Task prompt:
Count the lines containing "JSON" in the entries underneath, and state that count without anything else.

[Dataset records]

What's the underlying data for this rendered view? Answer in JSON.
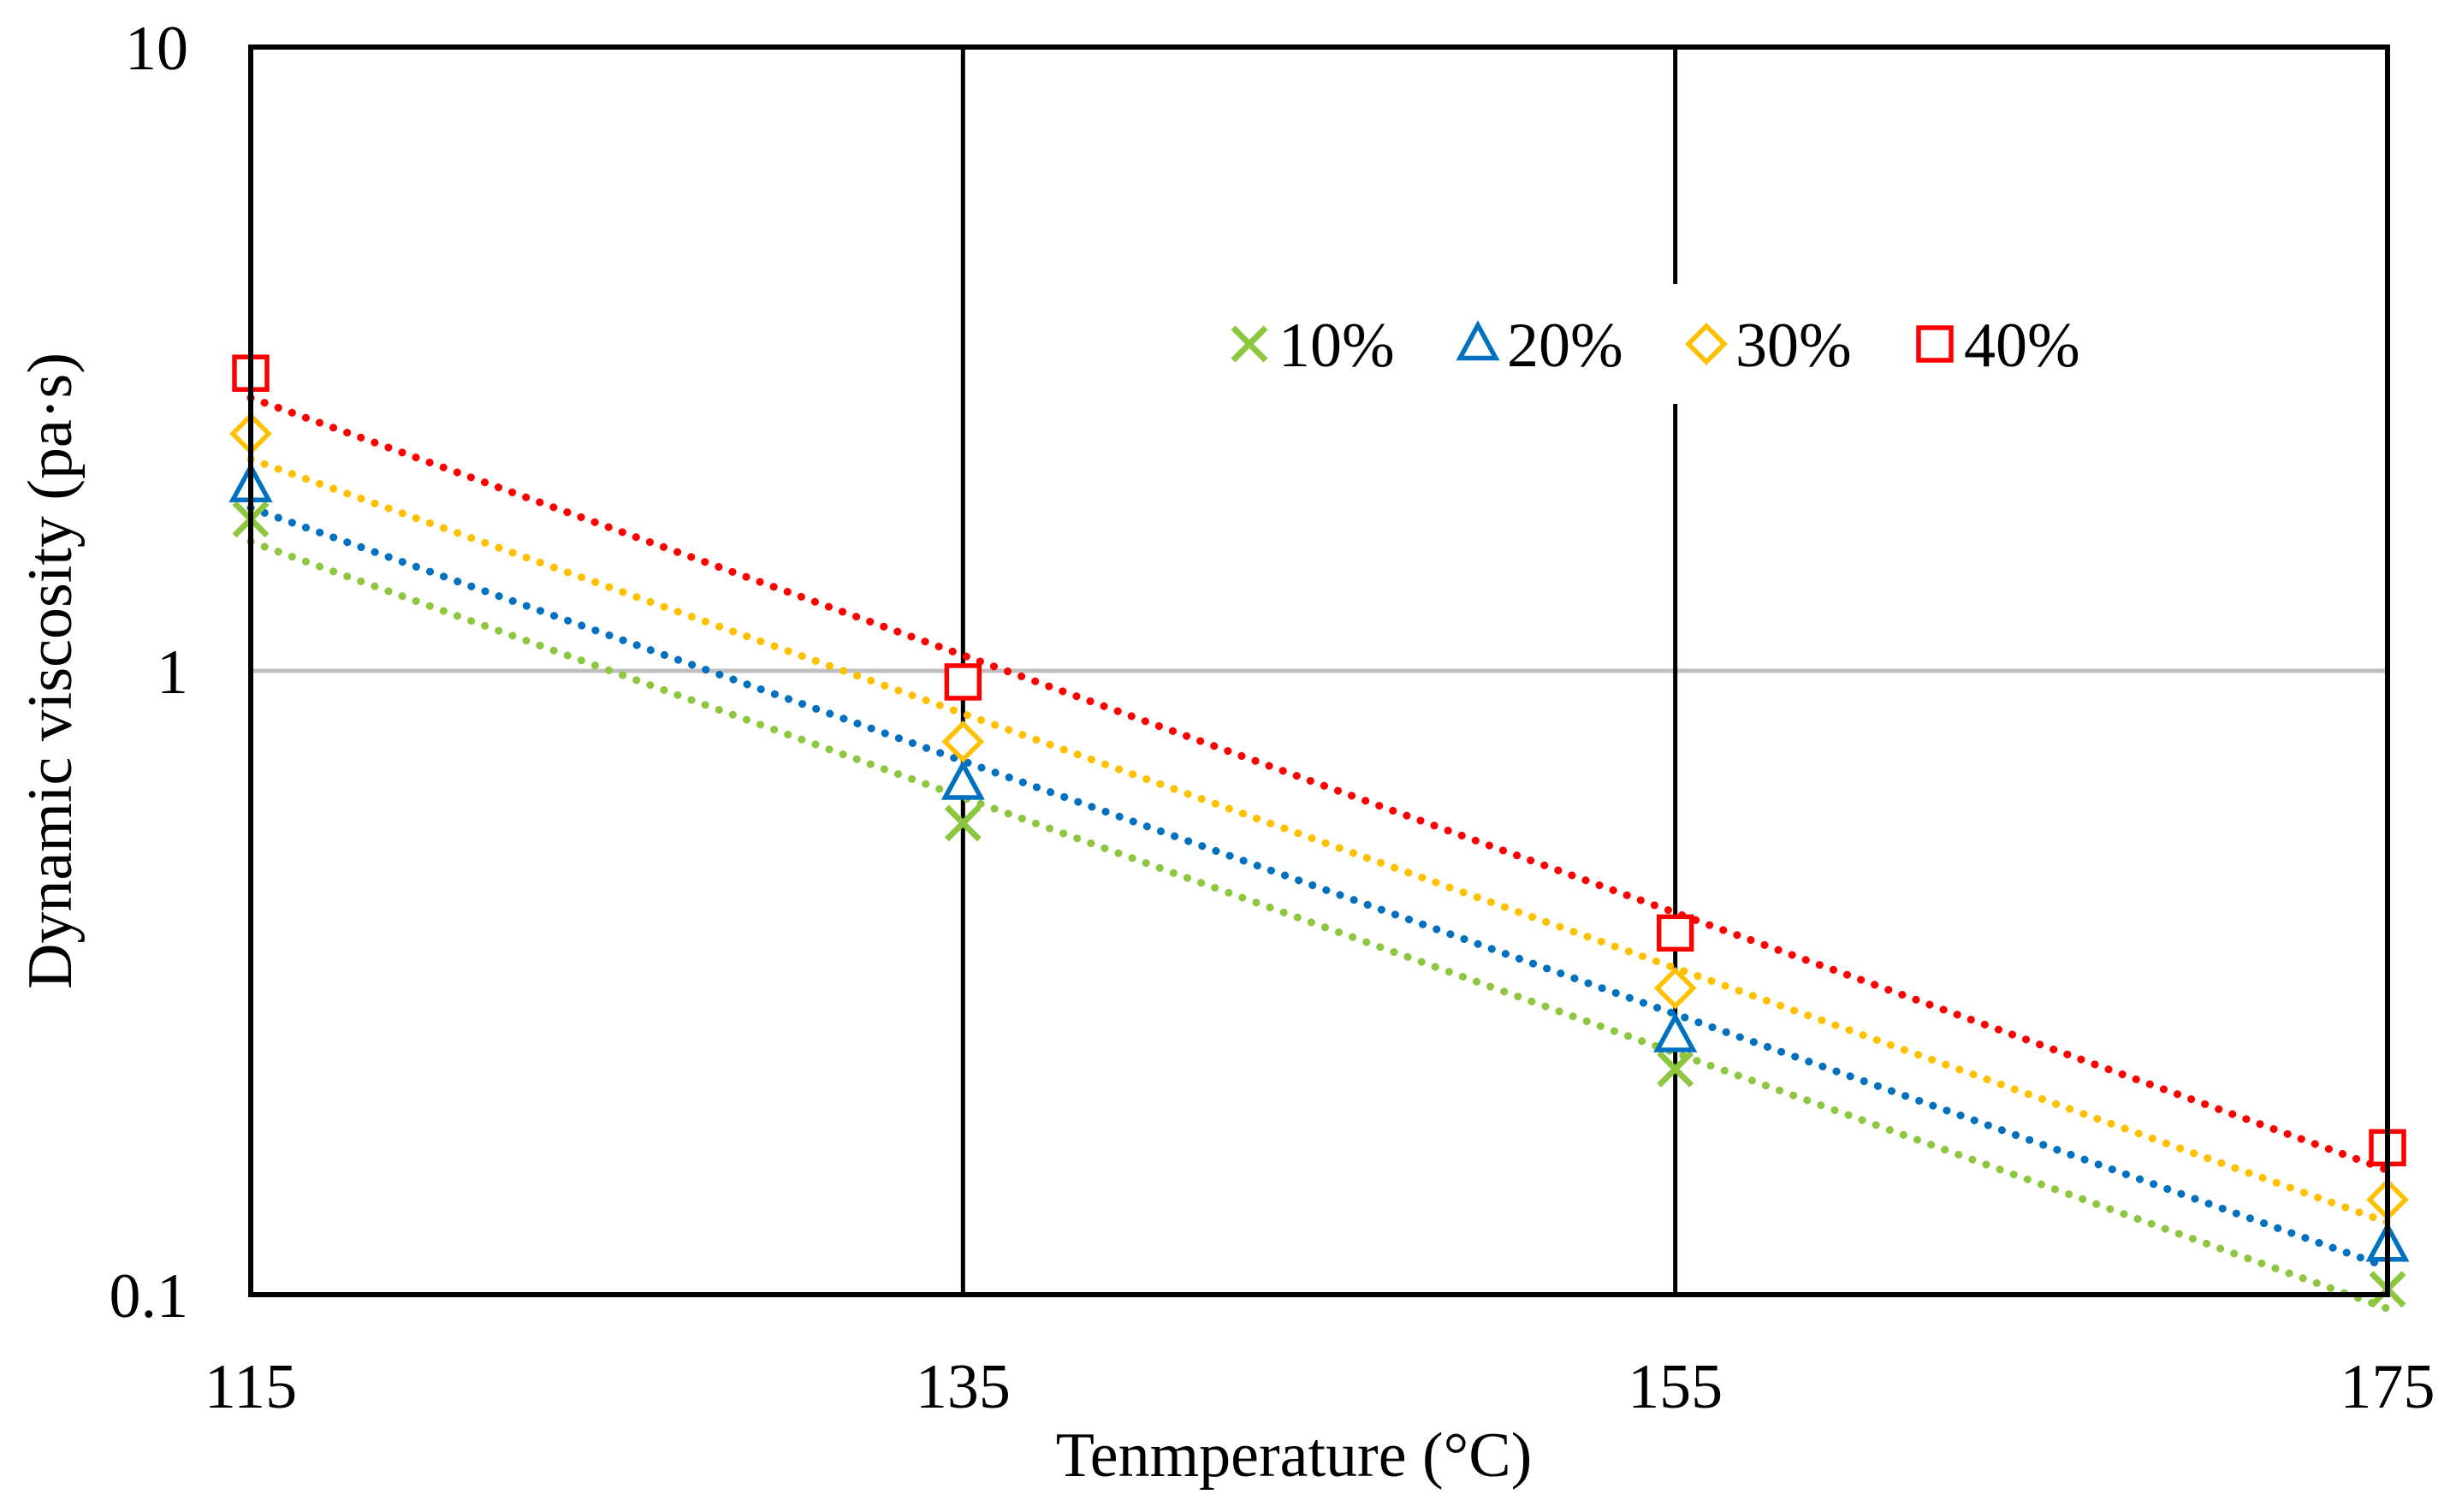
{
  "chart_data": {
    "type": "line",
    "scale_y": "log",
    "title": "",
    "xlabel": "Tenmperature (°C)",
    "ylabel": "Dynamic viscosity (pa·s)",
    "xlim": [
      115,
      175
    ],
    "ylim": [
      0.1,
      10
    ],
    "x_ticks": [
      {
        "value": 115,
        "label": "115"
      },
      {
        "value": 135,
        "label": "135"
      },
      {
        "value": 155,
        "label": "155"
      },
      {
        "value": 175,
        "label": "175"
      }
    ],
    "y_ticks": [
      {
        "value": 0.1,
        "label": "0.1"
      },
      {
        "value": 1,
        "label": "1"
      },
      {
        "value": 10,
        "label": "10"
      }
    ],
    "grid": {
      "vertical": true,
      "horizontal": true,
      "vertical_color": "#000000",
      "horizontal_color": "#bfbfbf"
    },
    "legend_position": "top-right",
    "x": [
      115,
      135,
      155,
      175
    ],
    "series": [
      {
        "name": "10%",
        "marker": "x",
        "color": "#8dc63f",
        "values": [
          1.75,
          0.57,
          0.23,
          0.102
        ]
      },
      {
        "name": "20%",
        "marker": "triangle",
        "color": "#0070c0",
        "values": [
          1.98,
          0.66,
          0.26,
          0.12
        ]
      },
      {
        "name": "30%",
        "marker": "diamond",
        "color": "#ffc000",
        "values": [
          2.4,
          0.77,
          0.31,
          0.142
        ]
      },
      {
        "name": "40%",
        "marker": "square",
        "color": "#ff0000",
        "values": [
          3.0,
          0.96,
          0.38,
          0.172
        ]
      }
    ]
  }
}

...

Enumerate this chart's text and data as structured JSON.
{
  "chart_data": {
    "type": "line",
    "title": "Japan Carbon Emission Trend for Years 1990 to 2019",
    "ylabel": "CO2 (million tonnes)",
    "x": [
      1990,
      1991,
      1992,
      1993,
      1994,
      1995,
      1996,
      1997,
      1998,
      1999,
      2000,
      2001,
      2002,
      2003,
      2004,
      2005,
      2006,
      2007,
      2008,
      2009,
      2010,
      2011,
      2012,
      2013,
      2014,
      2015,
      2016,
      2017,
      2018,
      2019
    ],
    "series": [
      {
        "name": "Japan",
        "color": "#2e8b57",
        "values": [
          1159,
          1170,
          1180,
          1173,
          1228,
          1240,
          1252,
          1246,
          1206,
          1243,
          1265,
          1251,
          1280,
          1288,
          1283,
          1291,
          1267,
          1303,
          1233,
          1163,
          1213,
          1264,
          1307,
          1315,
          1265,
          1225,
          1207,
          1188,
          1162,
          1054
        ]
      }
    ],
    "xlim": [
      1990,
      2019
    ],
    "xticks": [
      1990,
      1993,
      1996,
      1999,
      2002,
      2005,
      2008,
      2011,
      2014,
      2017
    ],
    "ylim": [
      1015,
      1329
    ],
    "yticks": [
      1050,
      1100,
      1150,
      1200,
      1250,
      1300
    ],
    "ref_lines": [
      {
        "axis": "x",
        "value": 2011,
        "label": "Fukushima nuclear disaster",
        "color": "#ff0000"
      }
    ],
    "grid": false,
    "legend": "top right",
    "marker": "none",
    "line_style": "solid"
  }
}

Task result:
2